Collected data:

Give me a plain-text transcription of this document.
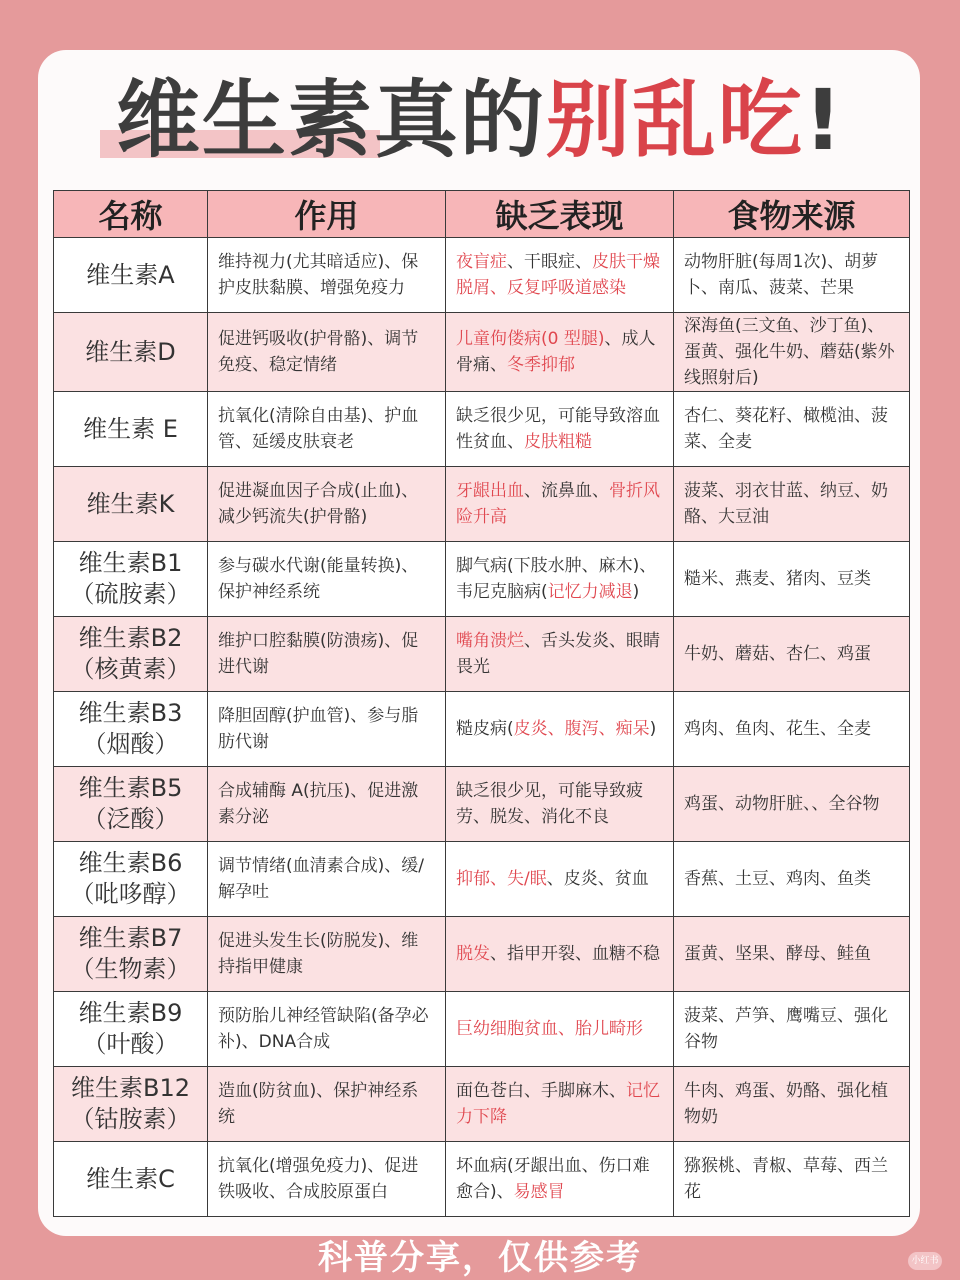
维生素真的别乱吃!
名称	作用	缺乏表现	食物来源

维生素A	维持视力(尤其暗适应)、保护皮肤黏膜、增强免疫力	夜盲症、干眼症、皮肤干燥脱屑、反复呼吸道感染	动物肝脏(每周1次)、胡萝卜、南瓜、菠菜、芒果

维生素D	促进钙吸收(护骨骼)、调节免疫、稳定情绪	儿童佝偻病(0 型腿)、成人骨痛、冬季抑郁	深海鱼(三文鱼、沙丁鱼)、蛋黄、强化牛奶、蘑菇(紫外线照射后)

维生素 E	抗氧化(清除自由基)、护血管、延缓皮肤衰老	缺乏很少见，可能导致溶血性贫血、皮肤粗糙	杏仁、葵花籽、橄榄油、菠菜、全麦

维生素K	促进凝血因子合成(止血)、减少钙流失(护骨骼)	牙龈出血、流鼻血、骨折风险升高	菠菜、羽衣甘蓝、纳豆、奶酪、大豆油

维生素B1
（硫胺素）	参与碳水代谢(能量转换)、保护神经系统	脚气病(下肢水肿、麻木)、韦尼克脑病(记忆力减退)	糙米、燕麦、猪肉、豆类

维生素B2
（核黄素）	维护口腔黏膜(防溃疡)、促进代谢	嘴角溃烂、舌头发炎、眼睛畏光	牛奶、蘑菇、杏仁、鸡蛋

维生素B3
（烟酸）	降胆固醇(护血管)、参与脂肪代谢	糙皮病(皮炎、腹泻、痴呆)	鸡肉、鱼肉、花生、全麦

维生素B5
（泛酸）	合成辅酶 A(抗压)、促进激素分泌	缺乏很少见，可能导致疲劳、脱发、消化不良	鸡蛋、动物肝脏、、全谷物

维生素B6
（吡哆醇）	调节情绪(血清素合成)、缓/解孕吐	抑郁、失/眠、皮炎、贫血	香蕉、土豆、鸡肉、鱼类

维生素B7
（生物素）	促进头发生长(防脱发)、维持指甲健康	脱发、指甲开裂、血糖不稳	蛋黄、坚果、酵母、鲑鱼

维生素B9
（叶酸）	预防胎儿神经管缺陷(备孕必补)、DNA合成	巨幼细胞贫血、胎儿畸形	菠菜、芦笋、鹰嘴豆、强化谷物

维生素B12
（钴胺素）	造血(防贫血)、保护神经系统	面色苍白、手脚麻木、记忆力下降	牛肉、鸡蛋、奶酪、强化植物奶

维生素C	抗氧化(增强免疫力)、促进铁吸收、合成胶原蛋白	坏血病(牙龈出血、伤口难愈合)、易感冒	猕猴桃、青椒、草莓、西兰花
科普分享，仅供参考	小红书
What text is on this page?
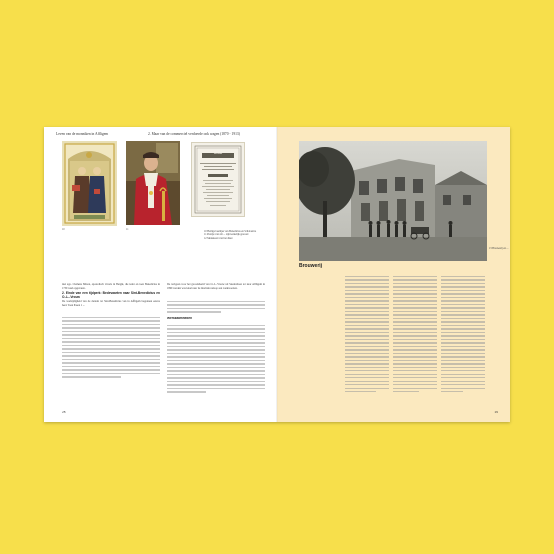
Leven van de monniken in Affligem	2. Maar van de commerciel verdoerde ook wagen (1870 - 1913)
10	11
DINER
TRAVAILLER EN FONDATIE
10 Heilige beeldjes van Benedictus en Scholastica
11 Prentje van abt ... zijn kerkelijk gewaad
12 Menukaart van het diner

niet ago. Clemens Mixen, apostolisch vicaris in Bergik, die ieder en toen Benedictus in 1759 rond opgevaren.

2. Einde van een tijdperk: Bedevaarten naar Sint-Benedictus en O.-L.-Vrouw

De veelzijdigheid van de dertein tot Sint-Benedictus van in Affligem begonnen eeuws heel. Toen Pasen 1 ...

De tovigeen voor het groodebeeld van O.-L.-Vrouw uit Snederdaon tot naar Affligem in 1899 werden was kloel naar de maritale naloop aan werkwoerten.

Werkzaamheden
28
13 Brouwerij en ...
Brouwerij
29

▶ **TO DO**
Return every line from the records above that holds the word "naar".

▶ **SOLUTION**
2. Einde van een tijdperk: Bedevaarten naar Sint-Benedictus en O.-L.-Vrouw
De tovigeen voor het groodebeeld van O.-L.-Vrouw uit Snederdaon tot naar Affligem in 1899 werden was kloel naar de maritale naloop aan werkwoerten.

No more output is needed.